==== AVAILABLE RECORDS

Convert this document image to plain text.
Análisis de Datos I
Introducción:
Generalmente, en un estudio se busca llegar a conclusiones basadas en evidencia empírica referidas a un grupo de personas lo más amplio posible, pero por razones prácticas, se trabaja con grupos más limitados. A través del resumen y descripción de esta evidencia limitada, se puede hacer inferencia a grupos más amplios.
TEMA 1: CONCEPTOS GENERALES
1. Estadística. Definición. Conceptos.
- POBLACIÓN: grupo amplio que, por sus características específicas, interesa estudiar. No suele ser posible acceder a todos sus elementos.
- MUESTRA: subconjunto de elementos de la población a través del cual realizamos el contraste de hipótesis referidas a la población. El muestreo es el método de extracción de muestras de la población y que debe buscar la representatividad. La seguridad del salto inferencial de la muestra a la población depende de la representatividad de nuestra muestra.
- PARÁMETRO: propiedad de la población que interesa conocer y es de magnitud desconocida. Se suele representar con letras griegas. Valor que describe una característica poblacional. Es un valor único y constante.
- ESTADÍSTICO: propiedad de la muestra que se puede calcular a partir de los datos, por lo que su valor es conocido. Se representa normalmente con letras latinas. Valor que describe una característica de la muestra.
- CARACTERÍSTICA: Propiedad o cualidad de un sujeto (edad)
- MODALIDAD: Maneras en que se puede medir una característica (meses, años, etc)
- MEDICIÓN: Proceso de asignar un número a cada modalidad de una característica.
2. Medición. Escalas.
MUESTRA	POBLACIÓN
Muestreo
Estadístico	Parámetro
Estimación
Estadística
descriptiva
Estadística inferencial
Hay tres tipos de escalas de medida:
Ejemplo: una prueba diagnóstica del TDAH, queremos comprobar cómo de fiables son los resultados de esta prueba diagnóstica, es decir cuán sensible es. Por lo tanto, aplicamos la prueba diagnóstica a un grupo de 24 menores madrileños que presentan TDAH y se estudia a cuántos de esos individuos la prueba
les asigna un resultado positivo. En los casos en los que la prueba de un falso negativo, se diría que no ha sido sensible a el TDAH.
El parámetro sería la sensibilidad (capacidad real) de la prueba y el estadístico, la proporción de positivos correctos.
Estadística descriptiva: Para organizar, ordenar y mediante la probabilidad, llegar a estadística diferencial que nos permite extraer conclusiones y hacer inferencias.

========

WHAT IS ASKED -
Where a line above contains the word "descriptiva", copy that line.

RIGHT ANSWER -
descriptiva
Estadística descriptiva: Para organizar, ordenar y mediante la probabilidad, llegar a estadística diferencial que nos permite extraer conclusiones y hacer inferencias.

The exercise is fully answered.